START SOURCE RECORDS

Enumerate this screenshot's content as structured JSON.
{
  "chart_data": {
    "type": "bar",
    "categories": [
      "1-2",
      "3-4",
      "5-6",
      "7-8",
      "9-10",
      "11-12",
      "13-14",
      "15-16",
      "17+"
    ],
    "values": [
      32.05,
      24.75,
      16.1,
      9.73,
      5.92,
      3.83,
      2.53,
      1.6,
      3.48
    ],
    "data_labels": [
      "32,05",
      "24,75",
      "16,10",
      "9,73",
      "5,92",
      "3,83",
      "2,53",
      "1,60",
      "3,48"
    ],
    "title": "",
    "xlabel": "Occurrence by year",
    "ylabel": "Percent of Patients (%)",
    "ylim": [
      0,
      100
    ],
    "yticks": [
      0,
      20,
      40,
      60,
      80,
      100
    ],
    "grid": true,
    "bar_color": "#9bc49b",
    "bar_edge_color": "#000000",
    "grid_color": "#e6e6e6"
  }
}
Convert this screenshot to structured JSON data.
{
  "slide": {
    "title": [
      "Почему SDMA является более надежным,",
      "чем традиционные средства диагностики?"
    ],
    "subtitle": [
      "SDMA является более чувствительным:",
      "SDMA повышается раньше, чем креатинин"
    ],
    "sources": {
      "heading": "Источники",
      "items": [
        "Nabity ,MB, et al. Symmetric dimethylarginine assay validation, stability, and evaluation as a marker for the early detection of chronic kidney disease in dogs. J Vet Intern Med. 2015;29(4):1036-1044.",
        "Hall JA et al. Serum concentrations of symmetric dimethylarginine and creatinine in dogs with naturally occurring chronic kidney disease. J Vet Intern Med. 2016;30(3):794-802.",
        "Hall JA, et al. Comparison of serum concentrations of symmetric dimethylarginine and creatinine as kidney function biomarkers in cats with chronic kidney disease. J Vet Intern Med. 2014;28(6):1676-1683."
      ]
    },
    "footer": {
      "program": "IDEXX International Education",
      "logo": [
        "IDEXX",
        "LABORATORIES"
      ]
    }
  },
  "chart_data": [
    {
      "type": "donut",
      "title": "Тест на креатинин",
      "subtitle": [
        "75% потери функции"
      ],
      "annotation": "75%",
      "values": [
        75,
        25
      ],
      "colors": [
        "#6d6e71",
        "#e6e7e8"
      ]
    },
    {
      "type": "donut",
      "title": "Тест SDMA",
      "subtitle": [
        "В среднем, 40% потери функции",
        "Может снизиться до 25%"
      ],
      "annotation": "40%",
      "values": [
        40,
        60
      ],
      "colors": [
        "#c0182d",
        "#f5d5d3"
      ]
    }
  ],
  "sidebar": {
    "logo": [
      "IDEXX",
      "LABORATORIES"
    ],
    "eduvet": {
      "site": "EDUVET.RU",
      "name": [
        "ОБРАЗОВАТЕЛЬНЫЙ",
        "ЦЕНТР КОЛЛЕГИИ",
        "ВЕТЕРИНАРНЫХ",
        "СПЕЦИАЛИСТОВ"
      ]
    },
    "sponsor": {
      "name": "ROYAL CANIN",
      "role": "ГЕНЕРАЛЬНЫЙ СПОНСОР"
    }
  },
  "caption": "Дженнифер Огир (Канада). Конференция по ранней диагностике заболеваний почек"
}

END SOURCE RECORDS
START SOURCE RECORDS

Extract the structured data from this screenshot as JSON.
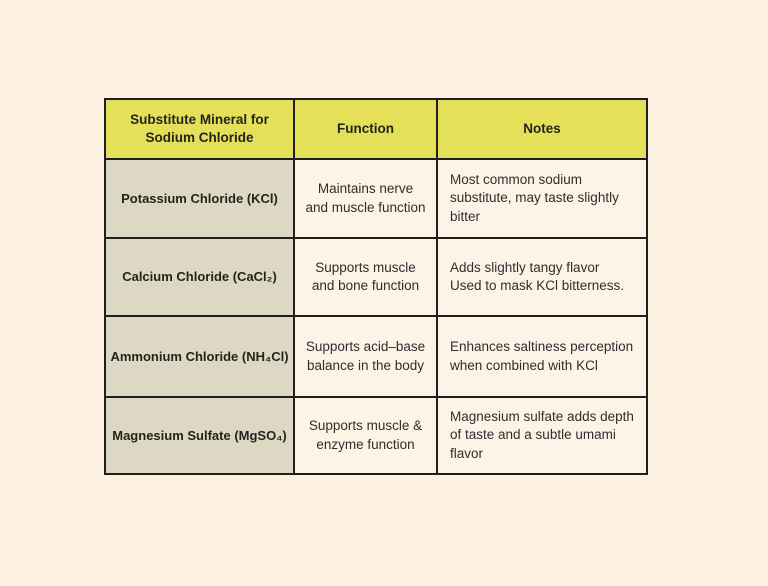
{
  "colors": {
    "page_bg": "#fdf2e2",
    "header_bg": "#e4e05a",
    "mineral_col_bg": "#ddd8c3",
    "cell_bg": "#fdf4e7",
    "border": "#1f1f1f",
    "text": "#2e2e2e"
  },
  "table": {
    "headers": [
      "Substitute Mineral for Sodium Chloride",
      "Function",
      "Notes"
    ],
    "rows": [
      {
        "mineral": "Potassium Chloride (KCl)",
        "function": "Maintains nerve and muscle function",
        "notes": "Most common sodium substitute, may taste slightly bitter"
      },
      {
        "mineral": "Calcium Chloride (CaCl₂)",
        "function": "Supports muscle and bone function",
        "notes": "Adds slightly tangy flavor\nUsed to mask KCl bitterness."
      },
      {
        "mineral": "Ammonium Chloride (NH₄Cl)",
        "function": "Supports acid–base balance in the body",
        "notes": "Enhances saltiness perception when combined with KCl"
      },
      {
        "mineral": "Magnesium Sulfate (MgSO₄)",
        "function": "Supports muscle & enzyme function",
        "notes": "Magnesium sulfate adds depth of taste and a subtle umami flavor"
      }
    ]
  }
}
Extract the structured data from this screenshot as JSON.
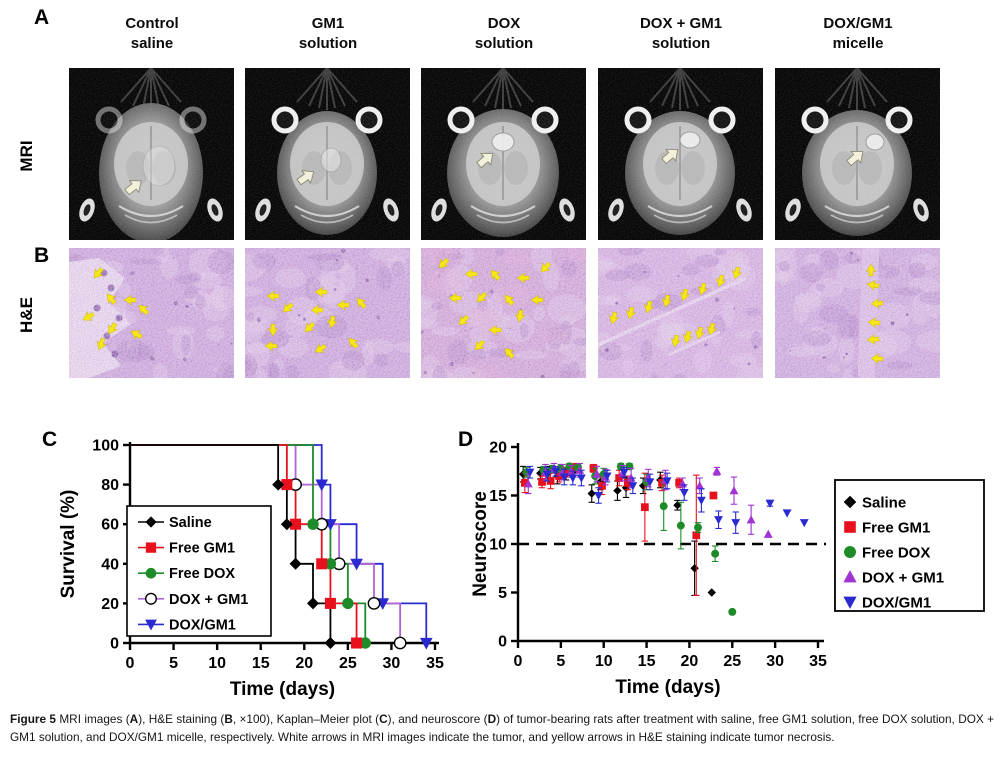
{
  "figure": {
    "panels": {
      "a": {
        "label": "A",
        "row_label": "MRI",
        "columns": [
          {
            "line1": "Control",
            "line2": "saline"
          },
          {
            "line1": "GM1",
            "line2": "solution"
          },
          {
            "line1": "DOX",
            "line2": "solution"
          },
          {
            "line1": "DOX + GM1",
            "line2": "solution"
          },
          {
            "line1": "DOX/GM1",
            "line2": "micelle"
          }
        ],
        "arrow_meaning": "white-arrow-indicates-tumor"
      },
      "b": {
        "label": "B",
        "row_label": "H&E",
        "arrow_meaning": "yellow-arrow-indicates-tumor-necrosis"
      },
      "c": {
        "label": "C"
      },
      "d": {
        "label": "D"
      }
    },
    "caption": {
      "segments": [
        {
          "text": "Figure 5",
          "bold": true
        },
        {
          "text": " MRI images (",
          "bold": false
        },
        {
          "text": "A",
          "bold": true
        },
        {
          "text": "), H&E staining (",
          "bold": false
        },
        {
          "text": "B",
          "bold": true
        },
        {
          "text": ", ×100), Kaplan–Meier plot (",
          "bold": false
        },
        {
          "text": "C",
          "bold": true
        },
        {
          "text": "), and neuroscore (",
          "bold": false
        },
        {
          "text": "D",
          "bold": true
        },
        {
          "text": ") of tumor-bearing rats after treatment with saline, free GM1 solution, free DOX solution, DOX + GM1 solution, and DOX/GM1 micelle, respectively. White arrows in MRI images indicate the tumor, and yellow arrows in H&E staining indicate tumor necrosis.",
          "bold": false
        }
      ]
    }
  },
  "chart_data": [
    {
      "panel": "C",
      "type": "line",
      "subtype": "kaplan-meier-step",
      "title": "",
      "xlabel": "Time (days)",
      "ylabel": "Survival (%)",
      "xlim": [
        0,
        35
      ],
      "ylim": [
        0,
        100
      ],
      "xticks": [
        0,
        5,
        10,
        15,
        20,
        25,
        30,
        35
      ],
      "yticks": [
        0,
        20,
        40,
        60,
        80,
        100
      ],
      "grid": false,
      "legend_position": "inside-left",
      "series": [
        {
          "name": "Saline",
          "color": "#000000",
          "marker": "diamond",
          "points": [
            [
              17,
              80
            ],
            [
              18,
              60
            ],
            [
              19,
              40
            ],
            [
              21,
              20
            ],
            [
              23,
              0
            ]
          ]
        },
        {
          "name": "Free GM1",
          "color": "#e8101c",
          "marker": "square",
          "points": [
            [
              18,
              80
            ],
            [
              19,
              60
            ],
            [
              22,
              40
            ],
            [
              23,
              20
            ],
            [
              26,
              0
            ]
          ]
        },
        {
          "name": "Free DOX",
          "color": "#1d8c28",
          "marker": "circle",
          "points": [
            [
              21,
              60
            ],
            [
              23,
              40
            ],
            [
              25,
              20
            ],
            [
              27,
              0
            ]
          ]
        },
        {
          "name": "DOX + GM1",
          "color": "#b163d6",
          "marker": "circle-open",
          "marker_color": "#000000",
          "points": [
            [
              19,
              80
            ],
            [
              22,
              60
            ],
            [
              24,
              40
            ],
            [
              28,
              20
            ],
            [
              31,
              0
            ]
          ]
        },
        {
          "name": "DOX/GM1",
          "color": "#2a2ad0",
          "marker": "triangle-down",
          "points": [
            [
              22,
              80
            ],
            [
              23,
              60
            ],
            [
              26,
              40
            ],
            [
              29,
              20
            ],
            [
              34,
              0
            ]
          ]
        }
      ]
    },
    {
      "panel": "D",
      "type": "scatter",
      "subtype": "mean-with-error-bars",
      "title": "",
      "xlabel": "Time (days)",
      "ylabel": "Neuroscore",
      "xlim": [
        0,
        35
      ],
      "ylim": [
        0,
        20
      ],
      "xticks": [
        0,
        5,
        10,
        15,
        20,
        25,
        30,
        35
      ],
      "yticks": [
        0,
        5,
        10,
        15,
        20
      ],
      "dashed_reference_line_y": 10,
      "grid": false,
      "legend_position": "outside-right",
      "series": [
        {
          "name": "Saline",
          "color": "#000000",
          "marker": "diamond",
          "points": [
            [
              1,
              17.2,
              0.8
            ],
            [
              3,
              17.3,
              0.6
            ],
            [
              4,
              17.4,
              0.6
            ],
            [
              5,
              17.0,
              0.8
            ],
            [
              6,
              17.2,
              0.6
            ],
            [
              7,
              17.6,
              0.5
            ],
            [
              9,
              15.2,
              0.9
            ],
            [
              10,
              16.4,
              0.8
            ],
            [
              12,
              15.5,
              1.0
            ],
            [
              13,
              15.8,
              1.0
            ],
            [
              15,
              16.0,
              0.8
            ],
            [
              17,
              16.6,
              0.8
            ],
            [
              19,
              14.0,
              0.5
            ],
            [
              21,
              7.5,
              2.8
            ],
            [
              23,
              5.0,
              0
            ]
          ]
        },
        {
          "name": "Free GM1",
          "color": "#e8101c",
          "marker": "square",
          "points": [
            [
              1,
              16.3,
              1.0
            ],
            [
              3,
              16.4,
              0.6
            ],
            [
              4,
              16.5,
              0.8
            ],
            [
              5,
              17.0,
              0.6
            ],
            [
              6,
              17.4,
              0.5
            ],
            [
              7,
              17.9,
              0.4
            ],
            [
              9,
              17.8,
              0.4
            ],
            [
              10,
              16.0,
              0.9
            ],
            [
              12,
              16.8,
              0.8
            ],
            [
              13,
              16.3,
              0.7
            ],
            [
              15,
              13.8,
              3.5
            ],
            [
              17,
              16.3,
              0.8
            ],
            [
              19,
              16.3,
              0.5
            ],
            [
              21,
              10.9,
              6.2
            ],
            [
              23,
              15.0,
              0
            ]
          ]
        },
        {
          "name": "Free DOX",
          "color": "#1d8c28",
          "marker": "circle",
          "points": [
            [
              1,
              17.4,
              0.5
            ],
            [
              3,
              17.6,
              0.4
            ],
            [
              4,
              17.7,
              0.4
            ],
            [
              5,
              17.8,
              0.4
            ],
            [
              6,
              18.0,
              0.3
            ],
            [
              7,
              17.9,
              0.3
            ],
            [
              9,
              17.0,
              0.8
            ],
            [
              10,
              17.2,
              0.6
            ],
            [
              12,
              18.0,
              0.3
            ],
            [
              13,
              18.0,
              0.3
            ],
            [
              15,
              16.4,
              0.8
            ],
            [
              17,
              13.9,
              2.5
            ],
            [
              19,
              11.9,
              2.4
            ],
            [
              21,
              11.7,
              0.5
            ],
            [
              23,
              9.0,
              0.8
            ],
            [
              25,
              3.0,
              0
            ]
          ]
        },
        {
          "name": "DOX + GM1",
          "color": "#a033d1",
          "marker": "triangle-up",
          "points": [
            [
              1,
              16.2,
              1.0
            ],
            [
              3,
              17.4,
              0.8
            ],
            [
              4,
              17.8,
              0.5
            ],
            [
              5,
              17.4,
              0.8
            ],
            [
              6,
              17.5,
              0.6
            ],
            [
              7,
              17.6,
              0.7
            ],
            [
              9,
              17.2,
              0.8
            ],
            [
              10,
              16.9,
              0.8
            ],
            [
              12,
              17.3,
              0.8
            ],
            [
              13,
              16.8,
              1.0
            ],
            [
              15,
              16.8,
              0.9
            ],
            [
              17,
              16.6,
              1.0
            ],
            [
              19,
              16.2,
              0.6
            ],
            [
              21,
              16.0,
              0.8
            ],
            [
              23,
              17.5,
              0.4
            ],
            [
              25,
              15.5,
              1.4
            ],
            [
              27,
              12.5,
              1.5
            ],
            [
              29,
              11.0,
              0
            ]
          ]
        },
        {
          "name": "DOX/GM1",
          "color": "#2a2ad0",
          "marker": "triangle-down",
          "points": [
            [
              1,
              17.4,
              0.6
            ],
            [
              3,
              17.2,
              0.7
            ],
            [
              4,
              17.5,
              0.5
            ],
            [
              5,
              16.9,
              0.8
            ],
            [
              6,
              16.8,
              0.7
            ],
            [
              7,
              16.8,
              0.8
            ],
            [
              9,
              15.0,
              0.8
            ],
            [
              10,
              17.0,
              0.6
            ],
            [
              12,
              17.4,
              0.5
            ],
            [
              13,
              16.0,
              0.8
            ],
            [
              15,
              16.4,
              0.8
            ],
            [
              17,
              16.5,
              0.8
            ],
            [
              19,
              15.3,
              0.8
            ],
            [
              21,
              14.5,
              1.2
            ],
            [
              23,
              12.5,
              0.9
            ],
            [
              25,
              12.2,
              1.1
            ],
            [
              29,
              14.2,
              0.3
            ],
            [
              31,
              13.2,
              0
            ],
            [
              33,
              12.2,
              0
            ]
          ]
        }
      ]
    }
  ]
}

END SOURCE RECORDS

WORK INSTRUCTION:
Your task is to copy each line from the material above that includes the word "tumor".

SOLVED PROBLEM:
        "arrow_meaning": "white-arrow-indicates-tumor"
        "arrow_meaning": "yellow-arrow-indicates-tumor-necrosis"
          "text": ") of tumor-bearing rats after treatment with saline, free GM1 solution, free DOX solution, DOX + GM1 solution, and DOX/GM1 micelle, respectively. White arrows in MRI images indicate the tumor, and yellow arrows in H&E staining indicate tumor necrosis.",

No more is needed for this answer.